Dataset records
━━━━━━
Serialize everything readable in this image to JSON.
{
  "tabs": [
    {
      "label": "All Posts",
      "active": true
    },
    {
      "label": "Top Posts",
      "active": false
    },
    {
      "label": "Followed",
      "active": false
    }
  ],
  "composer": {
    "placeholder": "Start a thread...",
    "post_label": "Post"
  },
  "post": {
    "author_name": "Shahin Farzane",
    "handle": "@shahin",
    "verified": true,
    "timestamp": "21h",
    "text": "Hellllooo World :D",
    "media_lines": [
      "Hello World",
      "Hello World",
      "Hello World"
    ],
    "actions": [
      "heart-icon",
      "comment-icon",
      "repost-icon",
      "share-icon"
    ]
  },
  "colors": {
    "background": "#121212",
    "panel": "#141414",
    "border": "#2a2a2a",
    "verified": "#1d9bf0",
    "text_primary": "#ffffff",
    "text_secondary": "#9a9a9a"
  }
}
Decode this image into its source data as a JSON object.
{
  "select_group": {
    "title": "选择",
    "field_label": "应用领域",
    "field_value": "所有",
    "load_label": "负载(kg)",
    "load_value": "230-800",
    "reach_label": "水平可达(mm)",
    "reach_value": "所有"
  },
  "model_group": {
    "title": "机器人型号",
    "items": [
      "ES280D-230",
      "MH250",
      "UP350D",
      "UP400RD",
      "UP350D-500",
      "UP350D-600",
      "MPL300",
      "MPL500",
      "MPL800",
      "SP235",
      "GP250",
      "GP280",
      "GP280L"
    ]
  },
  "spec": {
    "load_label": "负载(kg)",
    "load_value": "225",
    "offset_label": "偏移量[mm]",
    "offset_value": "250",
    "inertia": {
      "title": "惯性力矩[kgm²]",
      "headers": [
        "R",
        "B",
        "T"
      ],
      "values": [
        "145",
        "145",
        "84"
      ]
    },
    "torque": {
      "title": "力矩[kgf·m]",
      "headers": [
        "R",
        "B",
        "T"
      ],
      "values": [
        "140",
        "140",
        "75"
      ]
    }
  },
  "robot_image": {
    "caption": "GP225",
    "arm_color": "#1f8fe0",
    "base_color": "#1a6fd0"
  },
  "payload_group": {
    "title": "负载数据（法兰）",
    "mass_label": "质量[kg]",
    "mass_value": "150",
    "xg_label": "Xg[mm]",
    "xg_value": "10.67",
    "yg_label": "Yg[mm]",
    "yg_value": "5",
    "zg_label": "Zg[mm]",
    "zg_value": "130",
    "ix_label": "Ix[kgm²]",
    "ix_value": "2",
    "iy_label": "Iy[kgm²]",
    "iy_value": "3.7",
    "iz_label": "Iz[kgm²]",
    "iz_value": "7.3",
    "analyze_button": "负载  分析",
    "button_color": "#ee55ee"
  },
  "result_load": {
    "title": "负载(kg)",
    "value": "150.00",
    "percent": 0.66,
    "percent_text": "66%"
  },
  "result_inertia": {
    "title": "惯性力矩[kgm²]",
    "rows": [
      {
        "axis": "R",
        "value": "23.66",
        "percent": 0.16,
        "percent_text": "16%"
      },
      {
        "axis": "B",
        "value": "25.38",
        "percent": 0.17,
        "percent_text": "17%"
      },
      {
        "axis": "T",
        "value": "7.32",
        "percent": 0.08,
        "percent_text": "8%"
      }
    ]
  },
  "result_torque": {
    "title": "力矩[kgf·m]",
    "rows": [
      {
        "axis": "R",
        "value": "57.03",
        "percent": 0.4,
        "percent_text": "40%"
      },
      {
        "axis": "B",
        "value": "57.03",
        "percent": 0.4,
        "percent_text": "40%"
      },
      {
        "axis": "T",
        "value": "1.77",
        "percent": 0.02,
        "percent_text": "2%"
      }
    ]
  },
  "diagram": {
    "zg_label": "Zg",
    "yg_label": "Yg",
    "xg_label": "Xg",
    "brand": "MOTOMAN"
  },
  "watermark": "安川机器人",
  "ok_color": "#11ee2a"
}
━━━━━━
Problem to work on: The records above should all be quoted exactly, please.

Problem solution:
Serialize everything readable in this image to JSON.
{
  "tabs": [
    {
      "label": "All Posts",
      "active": true
    },
    {
      "label": "Top Posts",
      "active": false
    },
    {
      "label": "Followed",
      "active": false
    }
  ],
  "composer": {
    "placeholder": "Start a thread...",
    "post_label": "Post"
  },
  "post": {
    "author_name": "Shahin Farzane",
    "handle": "@shahin",
    "verified": true,
    "timestamp": "21h",
    "text": "Hellllooo World :D",
    "media_lines": [
      "Hello World",
      "Hello World",
      "Hello World"
    ],
    "actions": [
      "heart-icon",
      "comment-icon",
      "repost-icon",
      "share-icon"
    ]
  },
  "colors": {
    "background": "#121212",
    "panel": "#141414",
    "border": "#2a2a2a",
    "verified": "#1d9bf0",
    "text_primary": "#ffffff",
    "text_secondary": "#9a9a9a"
  }
}
Decode this image into its source data as a JSON object.
{
  "select_group": {
    "title": "选择",
    "field_label": "应用领域",
    "field_value": "所有",
    "load_label": "负载(kg)",
    "load_value": "230-800",
    "reach_label": "水平可达(mm)",
    "reach_value": "所有"
  },
  "model_group": {
    "title": "机器人型号",
    "items": [
      "ES280D-230",
      "MH250",
      "UP350D",
      "UP400RD",
      "UP350D-500",
      "UP350D-600",
      "MPL300",
      "MPL500",
      "MPL800",
      "SP235",
      "GP250",
      "GP280",
      "GP280L"
    ]
  },
  "spec": {
    "load_label": "负载(kg)",
    "load_value": "225",
    "offset_label": "偏移量[mm]",
    "offset_value": "250",
    "inertia": {
      "title": "惯性力矩[kgm²]",
      "headers": [
        "R",
        "B",
        "T"
      ],
      "values": [
        "145",
        "145",
        "84"
      ]
    },
    "torque": {
      "title": "力矩[kgf·m]",
      "headers": [
        "R",
        "B",
        "T"
      ],
      "values": [
        "140",
        "140",
        "75"
      ]
    }
  },
  "robot_image": {
    "caption": "GP225",
    "arm_color": "#1f8fe0",
    "base_color": "#1a6fd0"
  },
  "payload_group": {
    "title": "负载数据（法兰）",
    "mass_label": "质量[kg]",
    "mass_value": "150",
    "xg_label": "Xg[mm]",
    "xg_value": "10.67",
    "yg_label": "Yg[mm]",
    "yg_value": "5",
    "zg_label": "Zg[mm]",
    "zg_value": "130",
    "ix_label": "Ix[kgm²]",
    "ix_value": "2",
    "iy_label": "Iy[kgm²]",
    "iy_value": "3.7",
    "iz_label": "Iz[kgm²]",
    "iz_value": "7.3",
    "analyze_button": "负载  分析",
    "button_color": "#ee55ee"
  },
  "result_load": {
    "title": "负载(kg)",
    "value": "150.00",
    "percent": 0.66,
    "percent_text": "66%"
  },
  "result_inertia": {
    "title": "惯性力矩[kgm²]",
    "rows": [
      {
        "axis": "R",
        "value": "23.66",
        "percent": 0.16,
        "percent_text": "16%"
      },
      {
        "axis": "B",
        "value": "25.38",
        "percent": 0.17,
        "percent_text": "17%"
      },
      {
        "axis": "T",
        "value": "7.32",
        "percent": 0.08,
        "percent_text": "8%"
      }
    ]
  },
  "result_torque": {
    "title": "力矩[kgf·m]",
    "rows": [
      {
        "axis": "R",
        "value": "57.03",
        "percent": 0.4,
        "percent_text": "40%"
      },
      {
        "axis": "B",
        "value": "57.03",
        "percent": 0.4,
        "percent_text": "40%"
      },
      {
        "axis": "T",
        "value": "1.77",
        "percent": 0.02,
        "percent_text": "2%"
      }
    ]
  },
  "diagram": {
    "zg_label": "Zg",
    "yg_label": "Yg",
    "xg_label": "Xg",
    "brand": "MOTOMAN"
  },
  "watermark": "安川机器人",
  "ok_color": "#11ee2a"
}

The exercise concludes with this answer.